Written instruction:
Look through the records that follow. Copy every line containing the word "marker".

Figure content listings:
■ ■ ■ ■ ■
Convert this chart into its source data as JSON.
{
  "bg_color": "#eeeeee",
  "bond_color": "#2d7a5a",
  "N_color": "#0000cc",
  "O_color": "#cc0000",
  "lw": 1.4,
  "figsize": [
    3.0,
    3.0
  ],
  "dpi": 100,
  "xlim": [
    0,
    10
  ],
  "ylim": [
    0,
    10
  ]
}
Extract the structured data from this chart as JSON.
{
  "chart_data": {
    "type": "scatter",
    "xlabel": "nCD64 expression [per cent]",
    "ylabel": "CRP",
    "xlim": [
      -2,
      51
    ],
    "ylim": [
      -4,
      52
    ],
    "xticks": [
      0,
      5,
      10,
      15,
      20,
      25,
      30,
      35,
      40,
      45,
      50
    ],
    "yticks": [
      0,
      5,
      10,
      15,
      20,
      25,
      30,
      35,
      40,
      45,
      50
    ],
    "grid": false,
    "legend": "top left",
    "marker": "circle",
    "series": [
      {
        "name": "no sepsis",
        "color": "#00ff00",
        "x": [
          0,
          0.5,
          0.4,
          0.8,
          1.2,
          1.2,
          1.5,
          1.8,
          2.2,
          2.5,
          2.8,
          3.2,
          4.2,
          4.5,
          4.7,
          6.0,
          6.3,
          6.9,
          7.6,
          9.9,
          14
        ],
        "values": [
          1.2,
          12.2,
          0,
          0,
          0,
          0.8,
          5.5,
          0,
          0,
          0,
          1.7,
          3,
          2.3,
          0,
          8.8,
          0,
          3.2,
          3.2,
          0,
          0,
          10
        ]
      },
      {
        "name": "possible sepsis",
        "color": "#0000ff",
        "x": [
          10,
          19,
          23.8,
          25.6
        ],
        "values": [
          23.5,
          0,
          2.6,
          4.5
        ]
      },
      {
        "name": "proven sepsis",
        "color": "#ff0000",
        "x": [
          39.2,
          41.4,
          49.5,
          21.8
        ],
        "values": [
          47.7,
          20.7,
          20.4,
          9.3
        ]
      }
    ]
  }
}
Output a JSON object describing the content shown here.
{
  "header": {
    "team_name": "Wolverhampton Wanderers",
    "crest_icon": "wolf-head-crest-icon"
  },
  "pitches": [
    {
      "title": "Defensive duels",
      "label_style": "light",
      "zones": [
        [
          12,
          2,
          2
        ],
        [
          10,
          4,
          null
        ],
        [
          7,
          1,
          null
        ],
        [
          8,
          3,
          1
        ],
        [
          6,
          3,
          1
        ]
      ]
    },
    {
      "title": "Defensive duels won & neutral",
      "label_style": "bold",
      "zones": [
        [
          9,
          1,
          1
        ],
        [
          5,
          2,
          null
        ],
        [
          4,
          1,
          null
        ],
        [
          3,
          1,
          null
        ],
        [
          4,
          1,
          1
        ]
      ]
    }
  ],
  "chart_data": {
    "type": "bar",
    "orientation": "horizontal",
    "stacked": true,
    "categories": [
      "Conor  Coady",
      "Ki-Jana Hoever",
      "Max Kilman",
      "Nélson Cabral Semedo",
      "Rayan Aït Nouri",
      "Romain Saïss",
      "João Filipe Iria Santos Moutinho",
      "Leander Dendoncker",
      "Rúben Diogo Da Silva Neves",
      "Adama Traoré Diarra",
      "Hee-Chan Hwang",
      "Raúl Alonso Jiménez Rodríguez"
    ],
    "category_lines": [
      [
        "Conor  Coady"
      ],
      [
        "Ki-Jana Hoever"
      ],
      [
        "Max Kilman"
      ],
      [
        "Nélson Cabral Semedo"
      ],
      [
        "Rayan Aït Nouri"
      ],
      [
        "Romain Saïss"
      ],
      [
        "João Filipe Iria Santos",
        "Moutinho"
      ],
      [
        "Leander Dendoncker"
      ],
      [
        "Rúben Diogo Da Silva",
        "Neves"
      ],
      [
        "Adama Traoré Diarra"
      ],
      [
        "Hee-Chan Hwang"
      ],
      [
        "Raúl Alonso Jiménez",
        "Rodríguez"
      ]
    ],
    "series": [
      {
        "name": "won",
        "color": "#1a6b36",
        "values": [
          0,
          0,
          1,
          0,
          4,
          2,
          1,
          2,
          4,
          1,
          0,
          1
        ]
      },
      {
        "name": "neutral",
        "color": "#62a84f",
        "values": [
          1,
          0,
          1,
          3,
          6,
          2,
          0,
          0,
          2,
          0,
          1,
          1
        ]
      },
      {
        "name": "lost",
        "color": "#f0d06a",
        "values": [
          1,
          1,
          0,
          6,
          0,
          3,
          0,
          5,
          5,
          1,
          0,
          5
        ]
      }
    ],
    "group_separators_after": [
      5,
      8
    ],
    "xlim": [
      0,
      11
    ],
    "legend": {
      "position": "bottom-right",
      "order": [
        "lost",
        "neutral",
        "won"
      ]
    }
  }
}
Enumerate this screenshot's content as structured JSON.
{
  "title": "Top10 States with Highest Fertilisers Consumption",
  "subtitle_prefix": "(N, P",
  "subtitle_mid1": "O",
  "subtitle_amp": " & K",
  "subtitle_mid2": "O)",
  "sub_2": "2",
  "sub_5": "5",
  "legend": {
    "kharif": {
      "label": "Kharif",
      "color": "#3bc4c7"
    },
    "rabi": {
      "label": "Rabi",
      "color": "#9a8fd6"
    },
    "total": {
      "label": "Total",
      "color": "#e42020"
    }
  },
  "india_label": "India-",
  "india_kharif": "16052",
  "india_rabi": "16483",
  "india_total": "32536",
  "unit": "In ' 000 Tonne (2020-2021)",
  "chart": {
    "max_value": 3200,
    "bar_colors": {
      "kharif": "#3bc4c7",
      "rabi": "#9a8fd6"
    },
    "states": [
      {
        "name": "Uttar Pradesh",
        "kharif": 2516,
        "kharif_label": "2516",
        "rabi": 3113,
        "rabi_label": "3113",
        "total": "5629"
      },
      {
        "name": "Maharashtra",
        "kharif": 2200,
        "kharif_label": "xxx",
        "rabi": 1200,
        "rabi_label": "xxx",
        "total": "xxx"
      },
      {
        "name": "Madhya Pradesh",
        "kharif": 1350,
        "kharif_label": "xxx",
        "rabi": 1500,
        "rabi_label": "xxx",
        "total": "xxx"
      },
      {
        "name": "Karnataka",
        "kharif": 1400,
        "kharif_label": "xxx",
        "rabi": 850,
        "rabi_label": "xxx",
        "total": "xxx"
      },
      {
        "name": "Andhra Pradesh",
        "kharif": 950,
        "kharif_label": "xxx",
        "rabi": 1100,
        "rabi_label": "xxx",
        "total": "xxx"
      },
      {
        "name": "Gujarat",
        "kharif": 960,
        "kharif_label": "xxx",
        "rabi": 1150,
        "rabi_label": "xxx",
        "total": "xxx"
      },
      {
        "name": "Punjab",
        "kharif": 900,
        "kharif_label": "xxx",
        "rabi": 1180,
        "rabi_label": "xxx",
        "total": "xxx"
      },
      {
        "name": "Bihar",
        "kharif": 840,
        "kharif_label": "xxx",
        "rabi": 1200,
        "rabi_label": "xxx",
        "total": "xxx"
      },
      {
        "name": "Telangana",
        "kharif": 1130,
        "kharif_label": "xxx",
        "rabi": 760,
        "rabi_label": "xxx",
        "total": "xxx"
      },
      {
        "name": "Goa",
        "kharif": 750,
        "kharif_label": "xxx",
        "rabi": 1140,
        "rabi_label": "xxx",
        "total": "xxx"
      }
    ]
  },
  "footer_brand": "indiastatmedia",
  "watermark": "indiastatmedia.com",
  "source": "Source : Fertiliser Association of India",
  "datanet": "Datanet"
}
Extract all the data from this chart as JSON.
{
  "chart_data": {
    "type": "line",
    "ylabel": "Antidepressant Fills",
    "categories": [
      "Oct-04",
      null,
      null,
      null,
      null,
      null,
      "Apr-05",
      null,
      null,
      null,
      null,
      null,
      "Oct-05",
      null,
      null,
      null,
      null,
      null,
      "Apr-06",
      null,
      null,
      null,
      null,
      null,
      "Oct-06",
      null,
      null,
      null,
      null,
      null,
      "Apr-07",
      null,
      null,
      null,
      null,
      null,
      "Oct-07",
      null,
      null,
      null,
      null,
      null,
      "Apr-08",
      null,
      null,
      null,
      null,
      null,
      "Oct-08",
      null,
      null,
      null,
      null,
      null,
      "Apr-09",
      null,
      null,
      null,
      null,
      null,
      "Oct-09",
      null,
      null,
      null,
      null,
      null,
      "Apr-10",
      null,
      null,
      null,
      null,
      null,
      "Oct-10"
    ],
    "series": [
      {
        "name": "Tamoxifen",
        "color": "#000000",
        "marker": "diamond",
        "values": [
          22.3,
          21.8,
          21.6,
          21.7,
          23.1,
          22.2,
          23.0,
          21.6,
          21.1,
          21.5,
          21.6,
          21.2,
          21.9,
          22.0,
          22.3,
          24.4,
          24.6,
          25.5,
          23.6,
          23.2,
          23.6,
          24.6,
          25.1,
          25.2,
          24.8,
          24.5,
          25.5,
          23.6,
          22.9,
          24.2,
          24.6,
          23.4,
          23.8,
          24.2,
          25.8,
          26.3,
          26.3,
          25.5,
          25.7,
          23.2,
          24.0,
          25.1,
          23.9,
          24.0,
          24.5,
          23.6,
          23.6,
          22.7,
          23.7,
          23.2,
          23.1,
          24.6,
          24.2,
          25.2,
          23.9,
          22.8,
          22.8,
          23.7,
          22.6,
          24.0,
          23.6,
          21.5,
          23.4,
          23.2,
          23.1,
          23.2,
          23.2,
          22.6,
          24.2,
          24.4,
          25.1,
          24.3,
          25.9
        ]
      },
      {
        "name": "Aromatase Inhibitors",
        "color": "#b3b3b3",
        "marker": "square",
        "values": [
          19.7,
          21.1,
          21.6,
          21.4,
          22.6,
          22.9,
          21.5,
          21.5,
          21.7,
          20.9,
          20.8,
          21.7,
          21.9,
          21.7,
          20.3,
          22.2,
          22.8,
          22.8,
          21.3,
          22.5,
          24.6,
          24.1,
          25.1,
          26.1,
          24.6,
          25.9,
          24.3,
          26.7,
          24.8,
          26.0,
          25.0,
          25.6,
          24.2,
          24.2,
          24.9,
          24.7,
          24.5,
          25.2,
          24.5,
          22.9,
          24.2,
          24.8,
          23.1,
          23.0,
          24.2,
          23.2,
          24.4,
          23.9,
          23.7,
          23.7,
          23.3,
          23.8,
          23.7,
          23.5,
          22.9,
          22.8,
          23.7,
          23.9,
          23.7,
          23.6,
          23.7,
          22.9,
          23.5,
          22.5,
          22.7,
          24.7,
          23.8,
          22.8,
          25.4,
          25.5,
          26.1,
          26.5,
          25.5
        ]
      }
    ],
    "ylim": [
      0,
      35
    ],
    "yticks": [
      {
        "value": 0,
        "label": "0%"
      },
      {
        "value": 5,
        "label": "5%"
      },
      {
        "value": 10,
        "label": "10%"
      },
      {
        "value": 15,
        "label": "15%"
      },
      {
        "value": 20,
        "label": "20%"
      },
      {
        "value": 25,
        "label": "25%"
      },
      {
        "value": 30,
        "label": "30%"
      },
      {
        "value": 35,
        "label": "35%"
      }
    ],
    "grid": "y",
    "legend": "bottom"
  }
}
■ ■ ■ ■ ■
Answer to the problem:
    "marker": "circle",
        "marker": "diamond",
        "marker": "square",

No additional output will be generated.